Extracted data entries
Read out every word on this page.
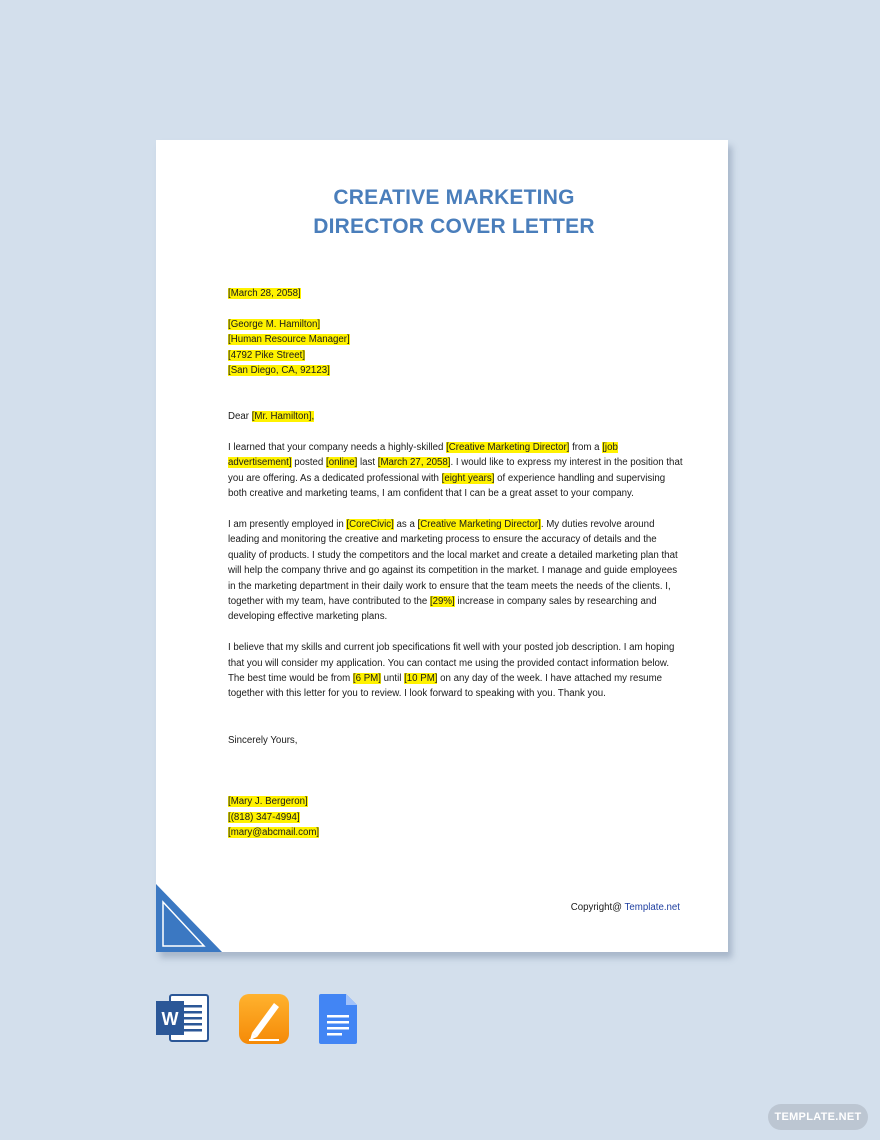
CREATIVE MARKETING
DIRECTOR COVER LETTER

[March 28, 2058]

[George M. Hamilton]

[Human Resource Manager]

[4792 Pike Street]

[San Diego, CA, 92123]

Dear [Mr. Hamilton],

I learned that your company needs a highly-skilled [Creative Marketing Director] from a [job
advertisement] posted [online] last [March 27, 2058]. I would like to express my interest in the position that you are offering. As a dedicated professional with [eight years] of experience handling and supervising both creative and marketing teams, I am confident that I can be a great asset to your company.

I am presently employed in [CoreCivic] as a [Creative Marketing Director]. My duties revolve around leading and monitoring the creative and marketing process to ensure the accuracy of details and the quality of products. I study the competitors and the local market and create a detailed marketing plan that will help the company thrive and go against its competition in the market. I manage and guide employees in the marketing department in their daily work to ensure that the team meets the needs of the clients. I, together with my team, have contributed to the [29%] increase in company sales by researching and developing effective marketing plans.

I believe that my skills and current job specifications fit well with your posted job description. I am hoping that you will consider my application. You can contact me using the provided contact information below. The best time would be from [6 PM] until [10 PM] on any day of the week. I have attached my resume together with this letter for you to review. I look forward to speaking with you. Thank you.

Sincerely Yours,

[Mary J. Bergeron]

[(818) 347-4994]

[mary@abcmail.com]

Copyright@ Template.net
W
TEMPLATE.NET
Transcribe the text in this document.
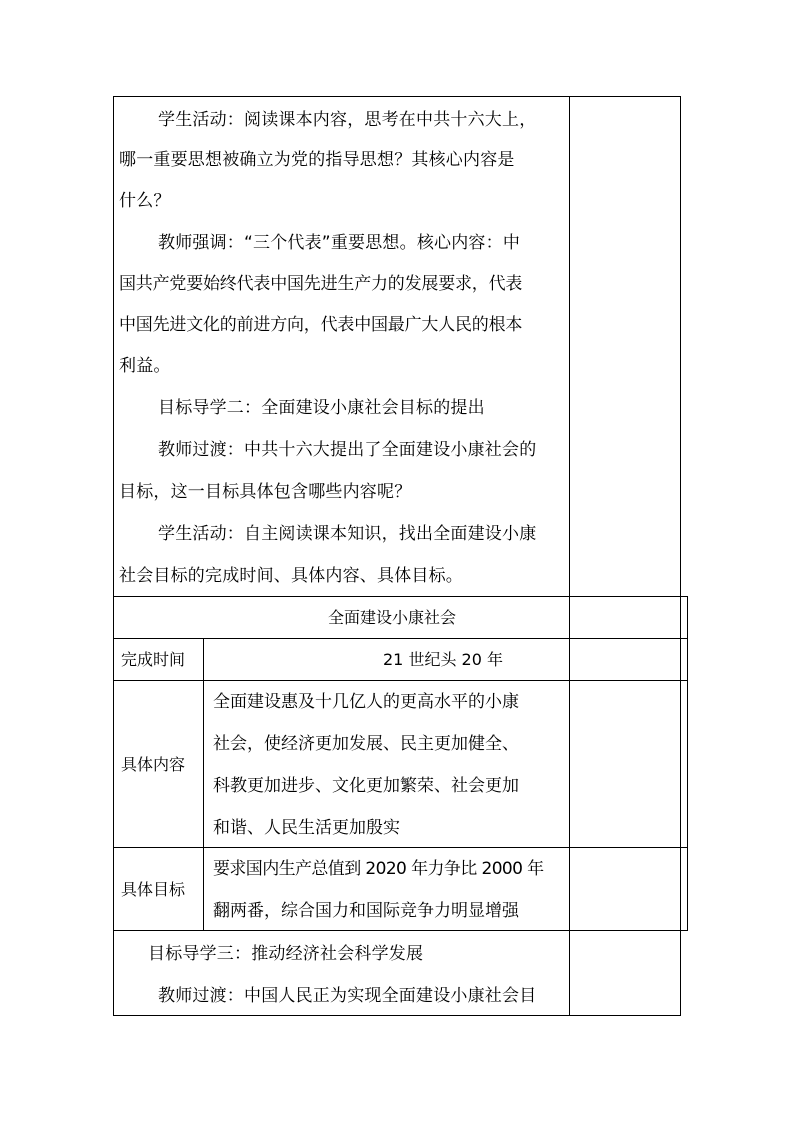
学生活动：阅读课本内容，思考在中共十六大上，
哪一重要思想被确立为党的指导思想？其核心内容是
什么？
教师强调：“三个代表”重要思想。核心内容：中
国共产党要始终代表中国先进生产力的发展要求，代表
中国先进文化的前进方向，代表中国最广大人民的根本
利益。
目标导学二：全面建设小康社会目标的提出
教师过渡：中共十六大提出了全面建设小康社会的
目标，这一目标具体包含哪些内容呢？
学生活动：自主阅读课本知识，找出全面建设小康
社会目标的完成时间、具体内容、具体目标。
全面建设小康社会
完成时间	21 世纪头 20 年
具体内容
全面建设惠及十几亿人的更高水平的小康
社会，使经济更加发展、民主更加健全、
科教更加进步、文化更加繁荣、社会更加
和谐、人民生活更加殷实
具体目标
要求国内生产总值到 2020 年力争比 2000 年
翻两番，综合国力和国际竞争力明显增强
目标导学三：推动经济社会科学发展
教师过渡：中国人民正为实现全面建设小康社会目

> _TASK DESCRIPTION_:
Pictures are to be left out; repeat all the remaining data exactly.

> _FULL OUTPUT_:
Read out every word on this page.
CREATIVE MARKETING
DIRECTOR COVER LETTER

[March 28, 2058]

[George M. Hamilton]

[Human Resource Manager]

[4792 Pike Street]

[San Diego, CA, 92123]

Dear [Mr. Hamilton],

I learned that your company needs a highly-skilled [Creative Marketing Director] from a [job
advertisement] posted [online] last [March 27, 2058]. I would like to express my interest in the position that you are offering. As a dedicated professional with [eight years] of experience handling and supervising both creative and marketing teams, I am confident that I can be a great asset to your company.

I am presently employed in [CoreCivic] as a [Creative Marketing Director]. My duties revolve around leading and monitoring the creative and marketing process to ensure the accuracy of details and the quality of products. I study the competitors and the local market and create a detailed marketing plan that will help the company thrive and go against its competition in the market. I manage and guide employees in the marketing department in their daily work to ensure that the team meets the needs of the clients. I, together with my team, have contributed to the [29%] increase in company sales by researching and developing effective marketing plans.

I believe that my skills and current job specifications fit well with your posted job description. I am hoping that you will consider my application. You can contact me using the provided contact information below. The best time would be from [6 PM] until [10 PM] on any day of the week. I have attached my resume together with this letter for you to review. I look forward to speaking with you. Thank you.

Sincerely Yours,

[Mary J. Bergeron]

[(818) 347-4994]

[mary@abcmail.com]

Copyright@ Template.net
W
TEMPLATE.NET
Transcribe the text in this document.
学生活动：阅读课本内容，思考在中共十六大上，
哪一重要思想被确立为党的指导思想？其核心内容是
什么？
教师强调：“三个代表”重要思想。核心内容：中
国共产党要始终代表中国先进生产力的发展要求，代表
中国先进文化的前进方向，代表中国最广大人民的根本
利益。
目标导学二：全面建设小康社会目标的提出
教师过渡：中共十六大提出了全面建设小康社会的
目标，这一目标具体包含哪些内容呢？
学生活动：自主阅读课本知识，找出全面建设小康
社会目标的完成时间、具体内容、具体目标。
全面建设小康社会
完成时间	21 世纪头 20 年
具体内容
全面建设惠及十几亿人的更高水平的小康
社会，使经济更加发展、民主更加健全、
科教更加进步、文化更加繁荣、社会更加
和谐、人民生活更加殷实
具体目标
要求国内生产总值到 2020 年力争比 2000 年
翻两番，综合国力和国际竞争力明显增强
目标导学三：推动经济社会科学发展
教师过渡：中国人民正为实现全面建设小康社会目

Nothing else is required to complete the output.